▶ _INSTRUCTION_
Print all the entries verbatim.

-- begin STORED RECORDS --

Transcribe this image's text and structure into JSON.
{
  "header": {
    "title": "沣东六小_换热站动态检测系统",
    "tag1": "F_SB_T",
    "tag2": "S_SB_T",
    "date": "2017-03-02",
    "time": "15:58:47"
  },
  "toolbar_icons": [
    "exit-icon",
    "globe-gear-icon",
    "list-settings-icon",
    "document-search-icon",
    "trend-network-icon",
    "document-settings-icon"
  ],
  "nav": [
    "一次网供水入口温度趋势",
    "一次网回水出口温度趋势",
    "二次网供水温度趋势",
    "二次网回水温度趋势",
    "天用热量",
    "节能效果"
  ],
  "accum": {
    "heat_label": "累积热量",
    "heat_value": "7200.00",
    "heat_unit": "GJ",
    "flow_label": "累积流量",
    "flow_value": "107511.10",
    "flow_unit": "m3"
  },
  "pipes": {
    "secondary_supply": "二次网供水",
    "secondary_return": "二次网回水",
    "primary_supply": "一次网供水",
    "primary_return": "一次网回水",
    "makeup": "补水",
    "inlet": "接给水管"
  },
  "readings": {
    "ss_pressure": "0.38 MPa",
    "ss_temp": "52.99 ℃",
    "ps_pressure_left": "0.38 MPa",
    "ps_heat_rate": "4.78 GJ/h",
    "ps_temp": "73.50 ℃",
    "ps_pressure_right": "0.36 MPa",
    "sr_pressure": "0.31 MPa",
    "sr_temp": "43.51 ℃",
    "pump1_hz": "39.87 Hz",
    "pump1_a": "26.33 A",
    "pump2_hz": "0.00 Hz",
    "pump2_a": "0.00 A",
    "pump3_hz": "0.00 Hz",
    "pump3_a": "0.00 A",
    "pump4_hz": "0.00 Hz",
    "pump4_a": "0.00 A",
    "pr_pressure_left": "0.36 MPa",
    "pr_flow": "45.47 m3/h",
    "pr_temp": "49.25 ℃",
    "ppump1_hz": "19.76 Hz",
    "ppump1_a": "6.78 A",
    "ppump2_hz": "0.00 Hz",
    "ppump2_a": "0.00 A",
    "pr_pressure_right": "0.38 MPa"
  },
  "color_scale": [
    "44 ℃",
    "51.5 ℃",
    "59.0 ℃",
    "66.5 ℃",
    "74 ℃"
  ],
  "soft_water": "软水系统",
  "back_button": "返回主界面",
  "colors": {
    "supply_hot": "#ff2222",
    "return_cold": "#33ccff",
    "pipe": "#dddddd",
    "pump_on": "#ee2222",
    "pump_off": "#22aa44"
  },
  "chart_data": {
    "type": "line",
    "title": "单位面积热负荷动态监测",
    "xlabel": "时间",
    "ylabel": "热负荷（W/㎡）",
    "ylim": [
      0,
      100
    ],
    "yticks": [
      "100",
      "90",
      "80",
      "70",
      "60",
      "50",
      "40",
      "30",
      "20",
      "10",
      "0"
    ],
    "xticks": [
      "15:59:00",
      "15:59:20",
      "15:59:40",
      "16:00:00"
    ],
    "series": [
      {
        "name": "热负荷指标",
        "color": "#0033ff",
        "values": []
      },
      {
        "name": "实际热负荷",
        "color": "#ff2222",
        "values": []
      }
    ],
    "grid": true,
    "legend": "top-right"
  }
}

-- end STORED RECORDS --

▶ _ANSWER TO THE PROBLEM_
Transcribe this image's text and structure into JSON.
{
  "header": {
    "title": "沣东六小_换热站动态检测系统",
    "tag1": "F_SB_T",
    "tag2": "S_SB_T",
    "date": "2017-03-02",
    "time": "15:58:47"
  },
  "toolbar_icons": [
    "exit-icon",
    "globe-gear-icon",
    "list-settings-icon",
    "document-search-icon",
    "trend-network-icon",
    "document-settings-icon"
  ],
  "nav": [
    "一次网供水入口温度趋势",
    "一次网回水出口温度趋势",
    "二次网供水温度趋势",
    "二次网回水温度趋势",
    "天用热量",
    "节能效果"
  ],
  "accum": {
    "heat_label": "累积热量",
    "heat_value": "7200.00",
    "heat_unit": "GJ",
    "flow_label": "累积流量",
    "flow_value": "107511.10",
    "flow_unit": "m3"
  },
  "pipes": {
    "secondary_supply": "二次网供水",
    "secondary_return": "二次网回水",
    "primary_supply": "一次网供水",
    "primary_return": "一次网回水",
    "makeup": "补水",
    "inlet": "接给水管"
  },
  "readings": {
    "ss_pressure": "0.38 MPa",
    "ss_temp": "52.99 ℃",
    "ps_pressure_left": "0.38 MPa",
    "ps_heat_rate": "4.78 GJ/h",
    "ps_temp": "73.50 ℃",
    "ps_pressure_right": "0.36 MPa",
    "sr_pressure": "0.31 MPa",
    "sr_temp": "43.51 ℃",
    "pump1_hz": "39.87 Hz",
    "pump1_a": "26.33 A",
    "pump2_hz": "0.00 Hz",
    "pump2_a": "0.00 A",
    "pump3_hz": "0.00 Hz",
    "pump3_a": "0.00 A",
    "pump4_hz": "0.00 Hz",
    "pump4_a": "0.00 A",
    "pr_pressure_left": "0.36 MPa",
    "pr_flow": "45.47 m3/h",
    "pr_temp": "49.25 ℃",
    "ppump1_hz": "19.76 Hz",
    "ppump1_a": "6.78 A",
    "ppump2_hz": "0.00 Hz",
    "ppump2_a": "0.00 A",
    "pr_pressure_right": "0.38 MPa"
  },
  "color_scale": [
    "44 ℃",
    "51.5 ℃",
    "59.0 ℃",
    "66.5 ℃",
    "74 ℃"
  ],
  "soft_water": "软水系统",
  "back_button": "返回主界面",
  "colors": {
    "supply_hot": "#ff2222",
    "return_cold": "#33ccff",
    "pipe": "#dddddd",
    "pump_on": "#ee2222",
    "pump_off": "#22aa44"
  },
  "chart_data": {
    "type": "line",
    "title": "单位面积热负荷动态监测",
    "xlabel": "时间",
    "ylabel": "热负荷（W/㎡）",
    "ylim": [
      0,
      100
    ],
    "yticks": [
      "100",
      "90",
      "80",
      "70",
      "60",
      "50",
      "40",
      "30",
      "20",
      "10",
      "0"
    ],
    "xticks": [
      "15:59:00",
      "15:59:20",
      "15:59:40",
      "16:00:00"
    ],
    "series": [
      {
        "name": "热负荷指标",
        "color": "#0033ff",
        "values": []
      },
      {
        "name": "实际热负荷",
        "color": "#ff2222",
        "values": []
      }
    ],
    "grid": true,
    "legend": "top-right"
  }
}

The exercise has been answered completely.